= WHAT IS ASKED =
Write the material out again in full, exactly.

(Source records)
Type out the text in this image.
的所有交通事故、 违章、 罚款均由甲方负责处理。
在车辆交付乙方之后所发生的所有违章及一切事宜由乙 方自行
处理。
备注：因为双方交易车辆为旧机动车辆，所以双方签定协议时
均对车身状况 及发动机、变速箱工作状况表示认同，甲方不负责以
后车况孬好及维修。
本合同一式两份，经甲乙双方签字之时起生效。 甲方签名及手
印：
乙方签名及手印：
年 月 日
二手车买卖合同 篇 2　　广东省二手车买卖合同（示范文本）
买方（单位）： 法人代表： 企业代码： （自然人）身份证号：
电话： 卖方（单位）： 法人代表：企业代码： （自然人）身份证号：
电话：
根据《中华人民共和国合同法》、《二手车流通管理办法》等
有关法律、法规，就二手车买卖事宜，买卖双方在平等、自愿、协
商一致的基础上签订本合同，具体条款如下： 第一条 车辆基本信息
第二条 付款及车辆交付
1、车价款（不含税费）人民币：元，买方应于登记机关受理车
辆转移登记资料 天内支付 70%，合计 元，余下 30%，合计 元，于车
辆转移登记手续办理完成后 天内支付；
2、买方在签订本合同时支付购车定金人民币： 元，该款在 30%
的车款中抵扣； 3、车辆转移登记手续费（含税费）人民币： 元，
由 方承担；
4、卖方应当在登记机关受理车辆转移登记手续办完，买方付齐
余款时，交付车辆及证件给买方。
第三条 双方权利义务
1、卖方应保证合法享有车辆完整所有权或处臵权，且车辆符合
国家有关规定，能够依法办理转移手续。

= SOLUTION FOR THIS TASK =
Type out the text in this image.
的所有交通事故、 违章、 罚款均由甲方负责处理。
在车辆交付乙方之后所发生的所有违章及一切事宜由乙 方自行
处理。
备注：因为双方交易车辆为旧机动车辆，所以双方签定协议时
均对车身状况 及发动机、变速箱工作状况表示认同，甲方不负责以
后车况孬好及维修。
本合同一式两份，经甲乙双方签字之时起生效。 甲方签名及手
印：
乙方签名及手印：
年 月 日
二手车买卖合同 篇 2　　广东省二手车买卖合同（示范文本）
买方（单位）： 法人代表： 企业代码： （自然人）身份证号：
电话： 卖方（单位）： 法人代表：企业代码： （自然人）身份证号：
电话：
根据《中华人民共和国合同法》、《二手车流通管理办法》等
有关法律、法规，就二手车买卖事宜，买卖双方在平等、自愿、协
商一致的基础上签订本合同，具体条款如下： 第一条 车辆基本信息
第二条 付款及车辆交付
1、车价款（不含税费）人民币：元，买方应于登记机关受理车
辆转移登记资料 天内支付 70%，合计 元，余下 30%，合计 元，于车
辆转移登记手续办理完成后 天内支付；
2、买方在签订本合同时支付购车定金人民币： 元，该款在 30%
的车款中抵扣； 3、车辆转移登记手续费（含税费）人民币： 元，
由 方承担；
4、卖方应当在登记机关受理车辆转移登记手续办完，买方付齐
余款时，交付车辆及证件给买方。
第三条 双方权利义务
1、卖方应保证合法享有车辆完整所有权或处臵权，且车辆符合
国家有关规定，能够依法办理转移手续。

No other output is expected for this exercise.